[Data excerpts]
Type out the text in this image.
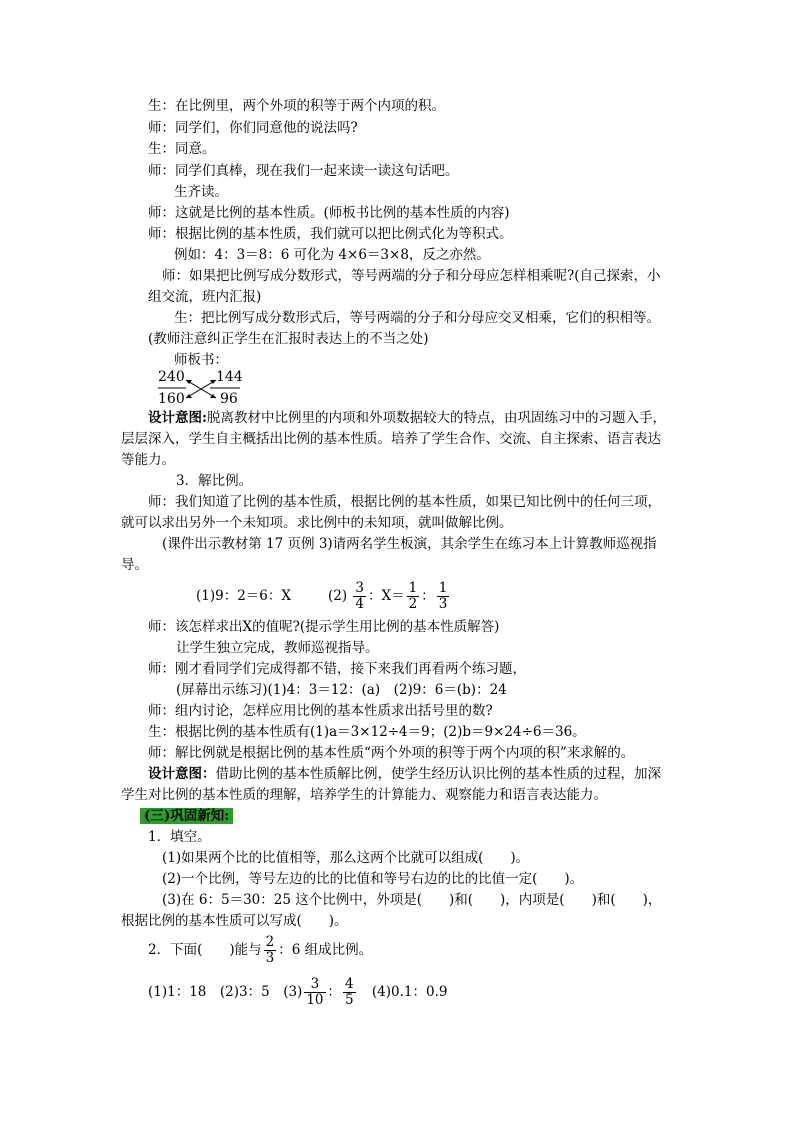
生：在比例里，两个外项的积等于两个内项的积。
师：同学们，你们同意他的说法吗?
生：同意。
师：同学们真棒，现在我们一起来读一读这句话吧。
生齐读。
师：这就是比例的基本性质。(师板书比例的基本性质的内容)
师：根据比例的基本性质，我们就可以把比例式化为等积式。
例如：4：3＝8：6 可化为 4×6＝3×8，反之亦然。
师：如果把比例写成分数形式，等号两端的分子和分母应怎样相乘呢?(自己探索，小
组交流，班内汇报)
生：把比例写成分数形式后，等号两端的分子和分母应交叉相乘，它们的积相等。
(教师注意纠正学生在汇报时表达上的不当之处)
师板书：
240 144
160	96
设计意图:脱离教材中比例里的内项和外项数据较大的特点，由巩固练习中的习题入手，
层层深入，学生自主概括出比例的基本性质。培养了学生合作、交流、自主探索、语言表达
等能力。
3．解比例。
师：我们知道了比例的基本性质，根据比例的基本性质，如果已知比例中的任何三项，
就可以求出另外一个未知项。求比例中的未知项，就叫做解比例。
(课件出示教材第 17 页例 3)请两名学生板演，其余学生在练习本上计算教师巡视指
导。
(1)9：2＝6：X	$(2) \frac{3}{4}$ ：$X= \frac{1}{2}$ ： $\frac{1}{3}$
师：该怎样求出X的值呢?(提示学生用比例的基本性质解答)
让学生独立完成，教师巡视指导。
师：刚才看同学们完成得都不错，接下来我们再看两个练习题，
(屏幕出示练习)(1)4：3＝12：(a)　(2)9：6＝(b)：24
师：组内讨论，怎样应用比例的基本性质求出括号里的数?
生：根据比例的基本性质有(1)a＝3×12÷4＝9；(2)b＝9×24÷6＝36。
师：解比例就是根据比例的基本性质“两个外项的积等于两个内项的积”来求解的。
设计意图：借助比例的基本性质解比例，使学生经历认识比例的基本性质的过程，加深
学生对比例的基本性质的理解，培养学生的计算能力、观察能力和语言表达能力。
(三)巩固新知:
1．填空。
(1)如果两个比的比值相等，那么这两个比就可以组成(　　)。
(2)一个比例，等号左边的比的比值和等号右边的比的比值一定(　　)。
(3)在 6：5＝30：25 这个比例中，外项是(　　)和(　　)，内项是(　　)和(　　)，
根据比例的基本性质可以写成(　　)。
2．下面(　　)能与 $\frac{2}{3}$ ：6 组成比例。
(1)1：18　(2)3：5　$(3) \frac{3}{10}$ ： $\frac{4}{5} (4)0.1$：0.9
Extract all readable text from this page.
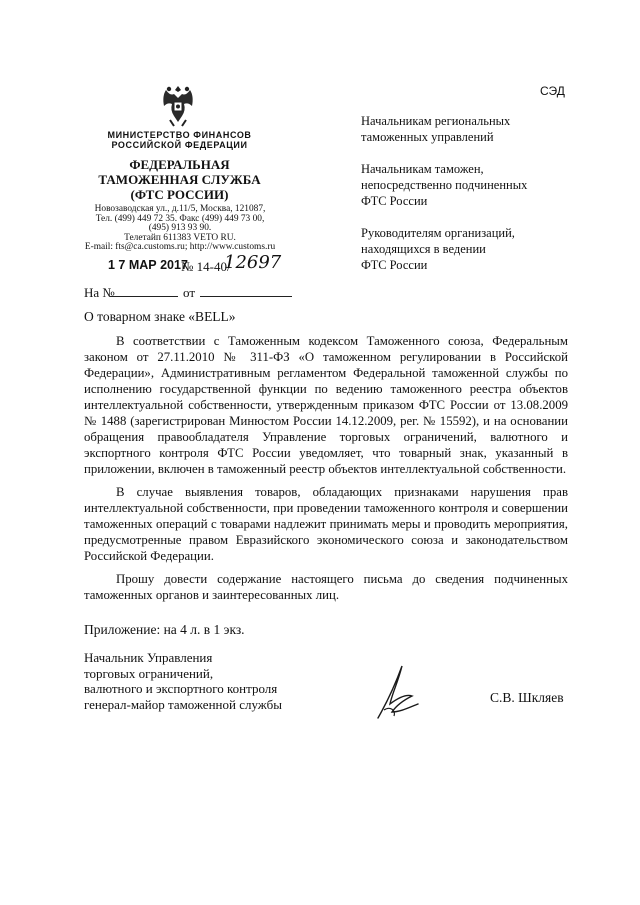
МИНИСТЕРСТВО ФИНАНСОВ
РОССИЙСКОЙ ФЕДЕРАЦИИ
ФЕДЕРАЛЬНАЯ
ТАМОЖЕННАЯ СЛУЖБА
(ФТС РОССИИ)
Новозаводская ул., д.11/5, Москва, 121087,
Тел. (499) 449 72 35. Факс (499) 449 73 00,
(495) 913 93 90.
Телетайп 611383 VETO RU.
E-mail: fts@ca.customs.ru; http://www.customs.ru
1 7 МАР 2017
№ 14-40/
12697
На №	от
СЭД
Начальникам региональных
таможенных управлений
Начальникам таможен,
непосредственно подчиненных
ФТС России
Руководителям организаций,
находящихся в ведении
ФТС России
О товарном знаке «BELL»

В соответствии с Таможенным кодексом Таможенного союза, Федеральным законом от 27.11.2010 № 311-ФЗ «О таможенном регулировании в Российской Федерации», Административным регламентом Федеральной таможенной службы по исполнению государственной функции по ведению таможенного реестра объектов интеллектуальной собственности, утвержденным приказом ФТС России от 13.08.2009 № 1488 (зарегистрирован Минюстом России 14.12.2009, рег. № 15592), и на основании обращения правообладателя Управление торговых ограничений, валютного и экспортного контроля ФТС России уведомляет, что товарный знак, указанный в приложении, включен в таможенный реестр объектов интеллектуальной собственности.

В случае выявления товаров, обладающих признаками нарушения прав интеллектуальной собственности, при проведении таможенного контроля и совершении таможенных операций с товарами надлежит принимать меры и проводить мероприятия, предусмотренные правом Евразийского экономического союза и законодательством Российской Федерации.

Прошу довести содержание настоящего письма до сведения подчиненных таможенных органов и заинтересованных лиц.

Приложение: на 4 л. в 1 экз.
Начальник Управления
торговых ограничений,
валютного и экспортного контроля
генерал-майор таможенной службы	С.В. Шкляев
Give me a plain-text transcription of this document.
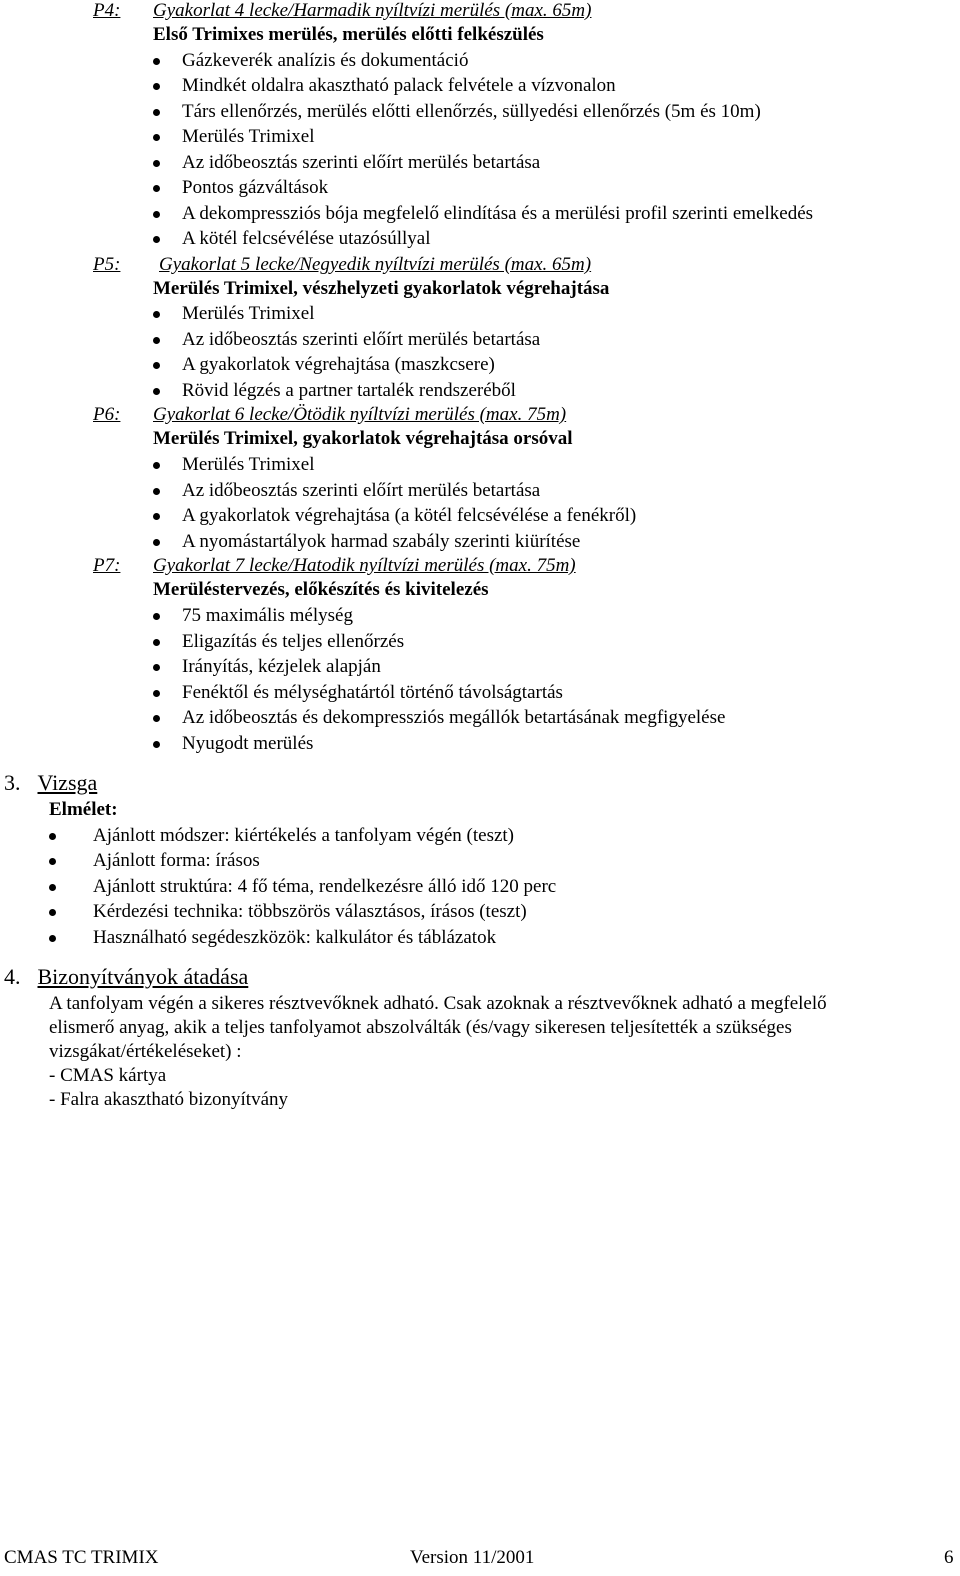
P4: Gyakorlat 4 lecke/Harmadik nyíltvízi merülés (max. 65m)
Első Trimixes merülés, merülés előtti felkészülés
Gázkeverék analízis és dokumentáció
Mindkét oldalra akasztható palack felvétele a vízvonalon
Társ ellenőrzés, merülés előtti ellenőrzés, süllyedési ellenőrzés (5m és 10m)
Merülés Trimixel
Az időbeosztás szerinti előírt merülés betartása
Pontos gázváltások
A dekompressziós bója megfelelő elindítása és a merülési profil szerinti emelkedés
A kötél felcsévélése utazósúllyal
P5: Gyakorlat 5 lecke/Negyedik nyíltvízi merülés (max. 65m)
Merülés Trimixel, vészhelyzeti gyakorlatok végrehajtása
Merülés Trimixel
Az időbeosztás szerinti előírt merülés betartása
A gyakorlatok végrehajtása (maszkcsere)
Rövid légzés a partner tartalék rendszeréből
P6: Gyakorlat 6 lecke/Ötödik nyíltvízi merülés (max. 75m)
Merülés Trimixel, gyakorlatok végrehajtása orsóval
Merülés Trimixel
Az időbeosztás szerinti előírt merülés betartása
A gyakorlatok végrehajtása (a kötél felcsévélése a fenékről)
A nyomástartályok harmad szabály szerinti kiürítése
P7: Gyakorlat 7 lecke/Hatodik nyíltvízi merülés (max. 75m)
Merüléstervezés, előkészítés és kivitelezés
75 maximális mélység
Eligazítás és teljes ellenőrzés
Irányítás, kézjelek alapján
Fenéktől és mélységhatártól történő távolságtartás
Az időbeosztás és dekompressziós megállók betartásának megfigyelése
Nyugodt merülés
3. Vizsga
Elmélet:
Ajánlott módszer: kiértékelés a tanfolyam végén (teszt)
Ajánlott forma: írásos
Ajánlott struktúra: 4 fő téma, rendelkezésre álló idő 120 perc
Kérdezési technika: többszörös választásos, írásos (teszt)
Használható segédeszközök: kalkulátor és táblázatok
4. Bizonyítványok átadása
A tanfolyam végén a sikeres résztvevőknek adható. Csak azoknak a résztvevőknek adható a megfelelő
elismerő anyag, akik a teljes tanfolyamot abszolválták (és/vagy sikeresen teljesítették a szükséges
vizsgákat/értékeléseket) :
- CMAS kártya
- Falra akasztható bizonyítvány
CMAS TC TRIMIX	Version 11/2001	6
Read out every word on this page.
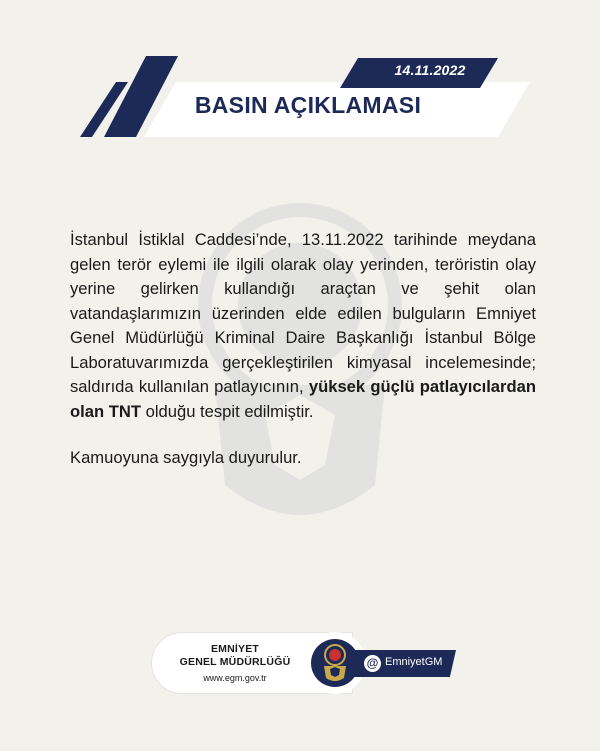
14.11.2022
BASIN AÇIKLAMASI

İstanbul İstiklal Caddesi’nde, 13.11.2022 tarihinde meydana gelen terör eylemi ile ilgili olarak olay yerinden, teröristin olay yerine gelirken kullandığı araçtan ve şehit olan vatandaşlarımızın üzerinden elde edilen bulguların Emniyet Genel Müdürlüğü Kriminal Daire Başkanlığı İstanbul Bölge Laboratuvarımızda gerçekleştirilen kimyasal incelemesinde; saldırıda kullanılan patlayıcının, yüksek güçlü patlayıcılardan olan TNT olduğu tespit edilmiştir.

Kamuoyuna saygıyla duyurulur.

EMNİYET
GENEL MÜDÜRLÜĞÜ
www.egm.gov.tr
@ EmniyetGM
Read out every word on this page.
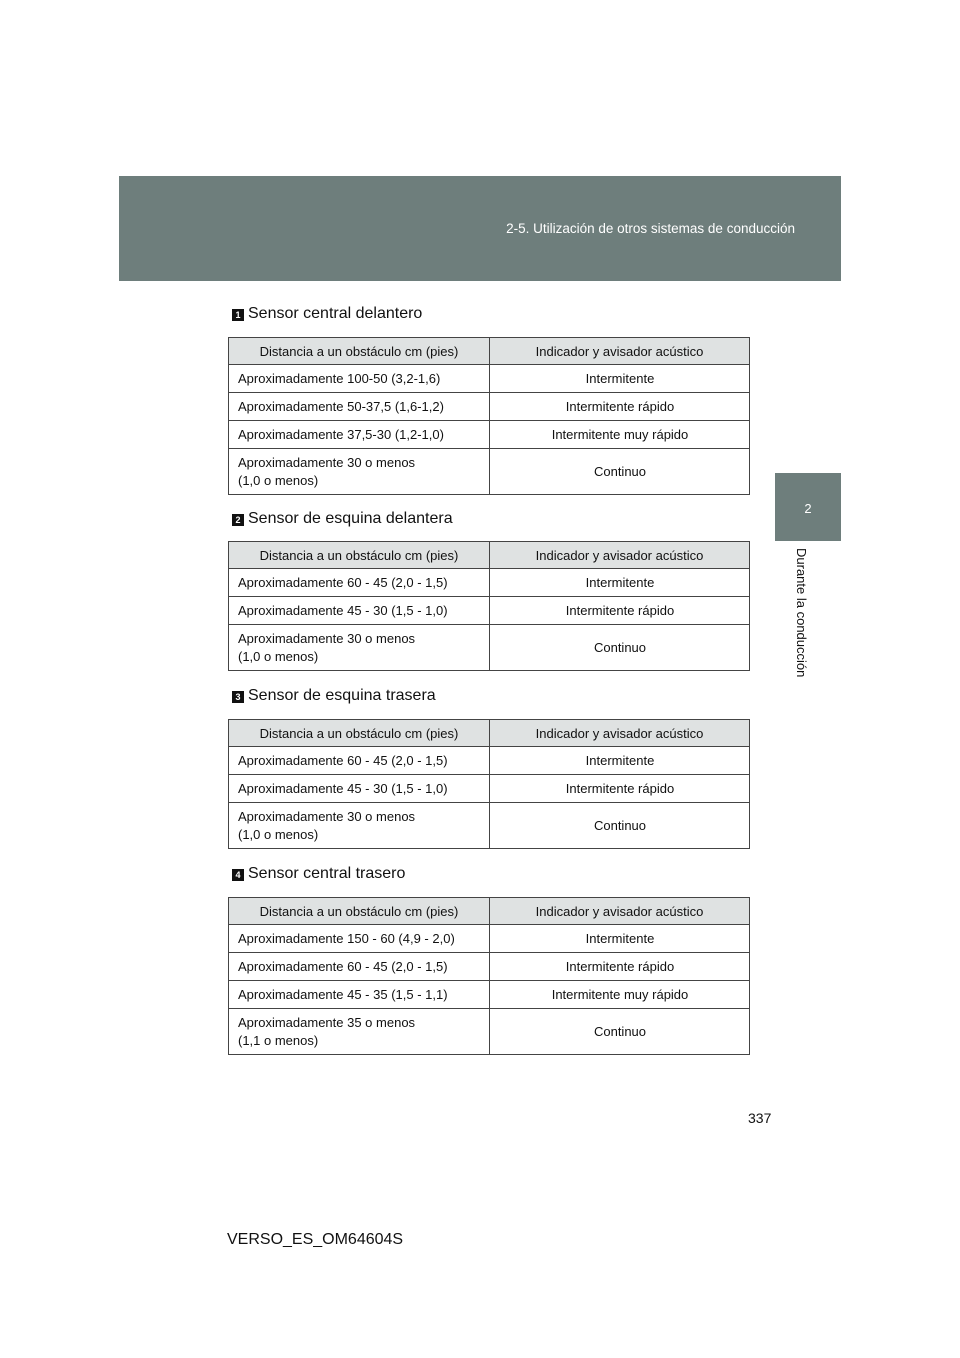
2-5. Utilización de otros sistemas de conducción
2
Durante la conducción
1 Sensor central delantero
Distancia a un obstáculo cm (pies)	Indicador y avisador acústico
Aproximadamente 100-50 (3,2-1,6)	Intermitente
Aproximadamente 50-37,5 (1,6-1,2)	Intermitente rápido
Aproximadamente 37,5-30 (1,2-1,0)	Intermitente muy rápido

Aproximadamente 30 o menos
(1,0 o menos)	Continuo
2 Sensor de esquina delantera
Distancia a un obstáculo cm (pies)	Indicador y avisador acústico
Aproximadamente 60 - 45 (2,0 - 1,5)	Intermitente
Aproximadamente 45 - 30 (1,5 - 1,0)	Intermitente rápido

Aproximadamente 30 o menos
(1,0 o menos)	Continuo
3 Sensor de esquina trasera
Distancia a un obstáculo cm (pies)	Indicador y avisador acústico
Aproximadamente 60 - 45 (2,0 - 1,5)	Intermitente
Aproximadamente 45 - 30 (1,5 - 1,0)	Intermitente rápido

Aproximadamente 30 o menos
(1,0 o menos)	Continuo
4 Sensor central trasero
Distancia a un obstáculo cm (pies)	Indicador y avisador acústico
Aproximadamente 150 - 60 (4,9 - 2,0)	Intermitente
Aproximadamente 60 - 45 (2,0 - 1,5)	Intermitente rápido
Aproximadamente 45 - 35 (1,5 - 1,1)	Intermitente muy rápido

Aproximadamente 35 o menos
(1,1 o menos)	Continuo
337
VERSO_ES_OM64604S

• **GIVEN INSTRUCTION**: Where a line of the entries contains the word "text", copy that line.

• **THE SOLUTION**:
Type out the text in this image.
Extract all readable text from this page.
Give me a plain-text transcription of this document.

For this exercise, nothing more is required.